Start of Task input

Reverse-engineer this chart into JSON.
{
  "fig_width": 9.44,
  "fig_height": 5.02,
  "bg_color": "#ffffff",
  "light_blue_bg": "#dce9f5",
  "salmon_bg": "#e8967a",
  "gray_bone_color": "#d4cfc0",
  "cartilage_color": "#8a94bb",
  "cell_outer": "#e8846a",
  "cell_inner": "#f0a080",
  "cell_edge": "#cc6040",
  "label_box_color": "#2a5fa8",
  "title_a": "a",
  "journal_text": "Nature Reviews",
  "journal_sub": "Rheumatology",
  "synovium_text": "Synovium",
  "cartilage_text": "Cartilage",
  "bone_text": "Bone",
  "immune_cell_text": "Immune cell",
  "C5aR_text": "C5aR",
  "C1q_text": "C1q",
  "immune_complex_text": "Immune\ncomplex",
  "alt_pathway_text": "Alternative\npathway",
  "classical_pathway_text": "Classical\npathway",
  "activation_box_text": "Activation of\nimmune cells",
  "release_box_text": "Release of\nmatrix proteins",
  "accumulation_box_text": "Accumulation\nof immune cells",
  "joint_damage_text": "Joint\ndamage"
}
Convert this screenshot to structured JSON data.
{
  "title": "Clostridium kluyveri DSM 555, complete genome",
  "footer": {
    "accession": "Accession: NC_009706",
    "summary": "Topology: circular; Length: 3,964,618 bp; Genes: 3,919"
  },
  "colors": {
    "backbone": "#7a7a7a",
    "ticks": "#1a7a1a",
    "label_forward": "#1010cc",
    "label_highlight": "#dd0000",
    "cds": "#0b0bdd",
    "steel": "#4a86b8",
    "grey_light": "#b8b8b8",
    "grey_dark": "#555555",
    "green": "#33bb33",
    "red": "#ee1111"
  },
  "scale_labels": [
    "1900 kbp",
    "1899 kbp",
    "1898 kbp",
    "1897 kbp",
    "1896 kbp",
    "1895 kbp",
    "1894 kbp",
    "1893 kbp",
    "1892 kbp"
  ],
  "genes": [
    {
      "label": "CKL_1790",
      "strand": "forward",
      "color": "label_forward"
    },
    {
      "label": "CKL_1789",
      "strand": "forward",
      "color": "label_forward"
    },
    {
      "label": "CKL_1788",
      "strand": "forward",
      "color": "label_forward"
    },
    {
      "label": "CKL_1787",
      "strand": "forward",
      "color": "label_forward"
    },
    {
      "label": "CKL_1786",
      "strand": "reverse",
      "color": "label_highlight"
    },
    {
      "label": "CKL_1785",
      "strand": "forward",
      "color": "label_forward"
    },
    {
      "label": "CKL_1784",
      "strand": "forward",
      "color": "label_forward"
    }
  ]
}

End of Task input

**What is expected**
From the first line to the last, copy the records without alteration.

**Final answer**
Reverse-engineer this chart into JSON.
{
  "fig_width": 9.44,
  "fig_height": 5.02,
  "bg_color": "#ffffff",
  "light_blue_bg": "#dce9f5",
  "salmon_bg": "#e8967a",
  "gray_bone_color": "#d4cfc0",
  "cartilage_color": "#8a94bb",
  "cell_outer": "#e8846a",
  "cell_inner": "#f0a080",
  "cell_edge": "#cc6040",
  "label_box_color": "#2a5fa8",
  "title_a": "a",
  "journal_text": "Nature Reviews",
  "journal_sub": "Rheumatology",
  "synovium_text": "Synovium",
  "cartilage_text": "Cartilage",
  "bone_text": "Bone",
  "immune_cell_text": "Immune cell",
  "C5aR_text": "C5aR",
  "C1q_text": "C1q",
  "immune_complex_text": "Immune\ncomplex",
  "alt_pathway_text": "Alternative\npathway",
  "classical_pathway_text": "Classical\npathway",
  "activation_box_text": "Activation of\nimmune cells",
  "release_box_text": "Release of\nmatrix proteins",
  "accumulation_box_text": "Accumulation\nof immune cells",
  "joint_damage_text": "Joint\ndamage"
}
Convert this screenshot to structured JSON data.
{
  "title": "Clostridium kluyveri DSM 555, complete genome",
  "footer": {
    "accession": "Accession: NC_009706",
    "summary": "Topology: circular; Length: 3,964,618 bp; Genes: 3,919"
  },
  "colors": {
    "backbone": "#7a7a7a",
    "ticks": "#1a7a1a",
    "label_forward": "#1010cc",
    "label_highlight": "#dd0000",
    "cds": "#0b0bdd",
    "steel": "#4a86b8",
    "grey_light": "#b8b8b8",
    "grey_dark": "#555555",
    "green": "#33bb33",
    "red": "#ee1111"
  },
  "scale_labels": [
    "1900 kbp",
    "1899 kbp",
    "1898 kbp",
    "1897 kbp",
    "1896 kbp",
    "1895 kbp",
    "1894 kbp",
    "1893 kbp",
    "1892 kbp"
  ],
  "genes": [
    {
      "label": "CKL_1790",
      "strand": "forward",
      "color": "label_forward"
    },
    {
      "label": "CKL_1789",
      "strand": "forward",
      "color": "label_forward"
    },
    {
      "label": "CKL_1788",
      "strand": "forward",
      "color": "label_forward"
    },
    {
      "label": "CKL_1787",
      "strand": "forward",
      "color": "label_forward"
    },
    {
      "label": "CKL_1786",
      "strand": "reverse",
      "color": "label_highlight"
    },
    {
      "label": "CKL_1785",
      "strand": "forward",
      "color": "label_forward"
    },
    {
      "label": "CKL_1784",
      "strand": "forward",
      "color": "label_forward"
    }
  ]
}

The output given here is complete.